[LISTING]:

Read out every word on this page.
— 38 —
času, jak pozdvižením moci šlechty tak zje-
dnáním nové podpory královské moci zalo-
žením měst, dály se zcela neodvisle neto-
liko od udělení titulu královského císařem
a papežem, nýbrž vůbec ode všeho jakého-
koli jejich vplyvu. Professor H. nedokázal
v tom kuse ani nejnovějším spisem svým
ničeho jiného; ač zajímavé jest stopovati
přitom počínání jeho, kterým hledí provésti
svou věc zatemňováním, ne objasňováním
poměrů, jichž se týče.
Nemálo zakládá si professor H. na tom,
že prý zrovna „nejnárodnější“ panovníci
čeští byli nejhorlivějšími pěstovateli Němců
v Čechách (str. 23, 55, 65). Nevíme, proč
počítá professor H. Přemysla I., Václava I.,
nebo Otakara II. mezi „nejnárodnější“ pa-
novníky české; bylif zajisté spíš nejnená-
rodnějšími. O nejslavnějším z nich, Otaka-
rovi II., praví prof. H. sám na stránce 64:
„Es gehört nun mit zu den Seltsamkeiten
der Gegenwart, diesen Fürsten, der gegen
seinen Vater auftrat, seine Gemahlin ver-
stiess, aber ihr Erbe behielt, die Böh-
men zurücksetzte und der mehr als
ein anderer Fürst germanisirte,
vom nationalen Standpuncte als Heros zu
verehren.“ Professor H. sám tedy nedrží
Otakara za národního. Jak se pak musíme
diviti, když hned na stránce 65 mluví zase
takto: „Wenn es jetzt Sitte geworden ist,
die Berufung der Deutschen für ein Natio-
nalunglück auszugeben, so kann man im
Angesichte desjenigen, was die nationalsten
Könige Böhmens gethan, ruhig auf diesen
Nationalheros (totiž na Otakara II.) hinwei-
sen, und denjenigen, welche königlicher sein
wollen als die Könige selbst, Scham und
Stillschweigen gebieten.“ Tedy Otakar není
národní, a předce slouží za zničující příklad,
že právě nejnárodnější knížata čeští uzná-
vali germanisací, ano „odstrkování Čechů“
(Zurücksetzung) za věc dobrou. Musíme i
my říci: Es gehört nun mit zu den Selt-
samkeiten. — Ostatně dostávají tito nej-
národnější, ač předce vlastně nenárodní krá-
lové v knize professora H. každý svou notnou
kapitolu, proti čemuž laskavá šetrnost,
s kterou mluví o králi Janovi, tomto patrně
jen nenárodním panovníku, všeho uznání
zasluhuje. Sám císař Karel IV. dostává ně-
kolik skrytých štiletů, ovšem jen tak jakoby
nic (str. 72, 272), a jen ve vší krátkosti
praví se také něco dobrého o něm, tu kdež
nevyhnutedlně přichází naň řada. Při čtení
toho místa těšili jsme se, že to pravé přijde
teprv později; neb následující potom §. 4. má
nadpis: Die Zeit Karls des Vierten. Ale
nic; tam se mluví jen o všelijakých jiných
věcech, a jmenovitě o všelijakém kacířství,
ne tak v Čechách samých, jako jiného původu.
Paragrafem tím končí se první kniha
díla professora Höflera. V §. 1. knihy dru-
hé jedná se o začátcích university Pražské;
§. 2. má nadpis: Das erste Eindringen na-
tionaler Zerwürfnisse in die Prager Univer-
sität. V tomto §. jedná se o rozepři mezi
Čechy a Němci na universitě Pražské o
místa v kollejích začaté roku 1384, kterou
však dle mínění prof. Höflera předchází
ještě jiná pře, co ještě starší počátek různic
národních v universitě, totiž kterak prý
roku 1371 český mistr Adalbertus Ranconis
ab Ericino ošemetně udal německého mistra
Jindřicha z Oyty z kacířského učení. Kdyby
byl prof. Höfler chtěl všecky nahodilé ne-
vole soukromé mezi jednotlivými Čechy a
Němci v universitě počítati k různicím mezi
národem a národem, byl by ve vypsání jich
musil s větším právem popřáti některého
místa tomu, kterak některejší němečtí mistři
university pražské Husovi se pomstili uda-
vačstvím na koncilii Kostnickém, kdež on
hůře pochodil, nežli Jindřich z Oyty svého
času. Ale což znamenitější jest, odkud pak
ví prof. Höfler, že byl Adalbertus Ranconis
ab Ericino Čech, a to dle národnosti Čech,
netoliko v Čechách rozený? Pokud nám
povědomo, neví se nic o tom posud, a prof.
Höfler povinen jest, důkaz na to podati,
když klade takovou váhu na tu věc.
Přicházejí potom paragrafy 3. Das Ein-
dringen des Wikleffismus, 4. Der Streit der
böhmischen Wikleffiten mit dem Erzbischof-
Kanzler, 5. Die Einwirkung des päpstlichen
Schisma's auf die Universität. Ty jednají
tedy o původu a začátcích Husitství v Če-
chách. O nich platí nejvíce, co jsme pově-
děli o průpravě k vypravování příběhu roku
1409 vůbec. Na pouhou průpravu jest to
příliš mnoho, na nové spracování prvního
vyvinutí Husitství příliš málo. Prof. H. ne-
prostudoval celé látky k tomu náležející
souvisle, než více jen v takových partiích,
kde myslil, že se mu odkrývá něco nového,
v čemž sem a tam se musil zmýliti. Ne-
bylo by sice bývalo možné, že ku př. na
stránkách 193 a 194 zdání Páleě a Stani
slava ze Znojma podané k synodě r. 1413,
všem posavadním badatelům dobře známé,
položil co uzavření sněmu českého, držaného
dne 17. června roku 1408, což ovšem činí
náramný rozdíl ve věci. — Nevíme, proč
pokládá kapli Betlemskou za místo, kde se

[DIRECTION]: Show every line of the records above that contains the word "příliš".

[RESPONSE FOR THIS EXERCISE]:
příliš mnoho, na nové spracování prvního
vyvinutí Husitství příliš málo. Prof. H. ne-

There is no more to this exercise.